What to do.
Reproduce all the material exactly, minus any pictures it holds.

Figure contents as structured data

· · · · · · ·

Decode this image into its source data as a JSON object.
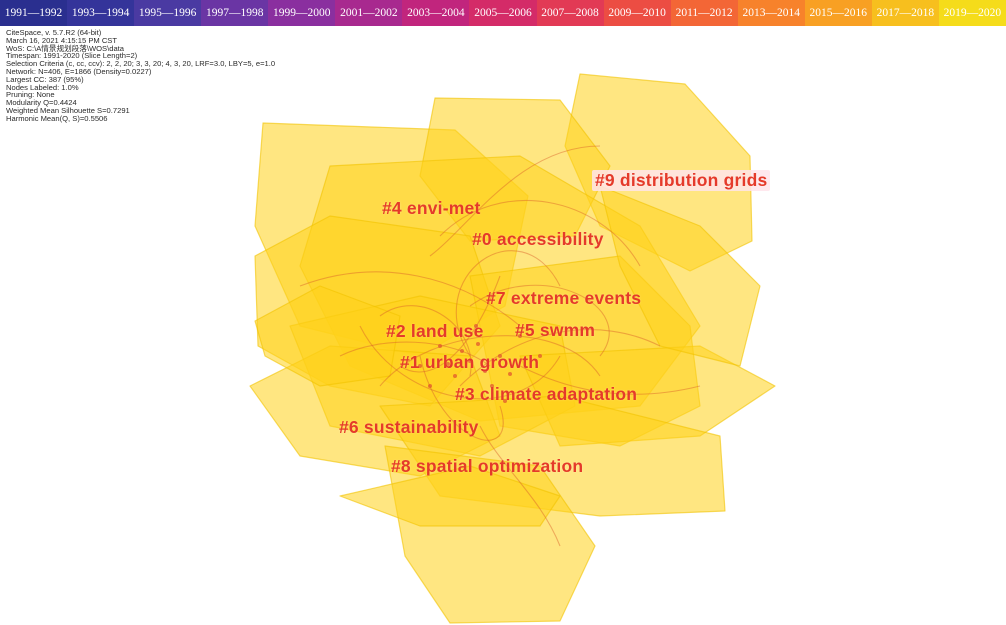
{
  "timeline": {
    "slices": [
      {
        "label": "1991—1992",
        "color": "#2a2f8f"
      },
      {
        "label": "1993—1994",
        "color": "#34349a"
      },
      {
        "label": "1995—1996",
        "color": "#4a3aa2"
      },
      {
        "label": "1997—1998",
        "color": "#6a35a4"
      },
      {
        "label": "1999—2000",
        "color": "#8a2f9f"
      },
      {
        "label": "2001—2002",
        "color": "#a8298f"
      },
      {
        "label": "2003—2004",
        "color": "#c1257d"
      },
      {
        "label": "2005—2006",
        "color": "#d42b68"
      },
      {
        "label": "2007—2008",
        "color": "#e23a55"
      },
      {
        "label": "2009—2010",
        "color": "#ec4d43"
      },
      {
        "label": "2011—2012",
        "color": "#f36636"
      },
      {
        "label": "2013—2014",
        "color": "#f7822b"
      },
      {
        "label": "2015—2016",
        "color": "#f8a023"
      },
      {
        "label": "2017—2018",
        "color": "#f7bf1e"
      },
      {
        "label": "2019—2020",
        "color": "#f5dc1a"
      }
    ]
  },
  "meta_lines": [
    "CiteSpace, v. 5.7.R2 (64-bit)",
    "March 16, 2021 4:15:15 PM CST",
    "WoS: C:\\A情景规划段落\\WOS\\data",
    "Timespan: 1991-2020 (Slice Length=2)",
    "Selection Criteria (c, cc, ccv): 2, 2, 20; 3, 3, 20; 4, 3, 20, LRF=3.0, LBY=5, e=1.0",
    "Network: N=406, E=1866 (Density=0.0227)",
    "Largest CC: 387 (95%)",
    "Nodes Labeled: 1.0%",
    "Pruning: None",
    "Modularity Q=0.4424",
    "Weighted Mean Silhouette S=0.7291",
    "Harmonic Mean(Q, S)=0.5506"
  ],
  "clusters": [
    {
      "label": "#9 distribution grids"
    },
    {
      "label": "#4 envi-met"
    },
    {
      "label": "#0 accessibility"
    },
    {
      "label": "#7 extreme events"
    },
    {
      "label": "#2 land use"
    },
    {
      "label": "#5 swmm"
    },
    {
      "label": "#1 urban growth"
    },
    {
      "label": "#3 climate adaptation"
    },
    {
      "label": "#6 sustainability"
    },
    {
      "label": "#8 spatial optimization"
    }
  ],
  "colors": {
    "cluster_fill": "#ffd21a",
    "cluster_label": "#e53a2a",
    "link": "#d9602a"
  }
}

· · · · · · ·

Correct response.
Decode this image into its source data as a JSON object.
{
  "timeline": {
    "slices": [
      {
        "label": "1991—1992",
        "color": "#2a2f8f"
      },
      {
        "label": "1993—1994",
        "color": "#34349a"
      },
      {
        "label": "1995—1996",
        "color": "#4a3aa2"
      },
      {
        "label": "1997—1998",
        "color": "#6a35a4"
      },
      {
        "label": "1999—2000",
        "color": "#8a2f9f"
      },
      {
        "label": "2001—2002",
        "color": "#a8298f"
      },
      {
        "label": "2003—2004",
        "color": "#c1257d"
      },
      {
        "label": "2005—2006",
        "color": "#d42b68"
      },
      {
        "label": "2007—2008",
        "color": "#e23a55"
      },
      {
        "label": "2009—2010",
        "color": "#ec4d43"
      },
      {
        "label": "2011—2012",
        "color": "#f36636"
      },
      {
        "label": "2013—2014",
        "color": "#f7822b"
      },
      {
        "label": "2015—2016",
        "color": "#f8a023"
      },
      {
        "label": "2017—2018",
        "color": "#f7bf1e"
      },
      {
        "label": "2019—2020",
        "color": "#f5dc1a"
      }
    ]
  },
  "meta_lines": [
    "CiteSpace, v. 5.7.R2 (64-bit)",
    "March 16, 2021 4:15:15 PM CST",
    "WoS: C:\\A情景规划段落\\WOS\\data",
    "Timespan: 1991-2020 (Slice Length=2)",
    "Selection Criteria (c, cc, ccv): 2, 2, 20; 3, 3, 20; 4, 3, 20, LRF=3.0, LBY=5, e=1.0",
    "Network: N=406, E=1866 (Density=0.0227)",
    "Largest CC: 387 (95%)",
    "Nodes Labeled: 1.0%",
    "Pruning: None",
    "Modularity Q=0.4424",
    "Weighted Mean Silhouette S=0.7291",
    "Harmonic Mean(Q, S)=0.5506"
  ],
  "clusters": [
    {
      "label": "#9 distribution grids"
    },
    {
      "label": "#4 envi-met"
    },
    {
      "label": "#0 accessibility"
    },
    {
      "label": "#7 extreme events"
    },
    {
      "label": "#2 land use"
    },
    {
      "label": "#5 swmm"
    },
    {
      "label": "#1 urban growth"
    },
    {
      "label": "#3 climate adaptation"
    },
    {
      "label": "#6 sustainability"
    },
    {
      "label": "#8 spatial optimization"
    }
  ],
  "colors": {
    "cluster_fill": "#ffd21a",
    "cluster_label": "#e53a2a",
    "link": "#d9602a"
  }
}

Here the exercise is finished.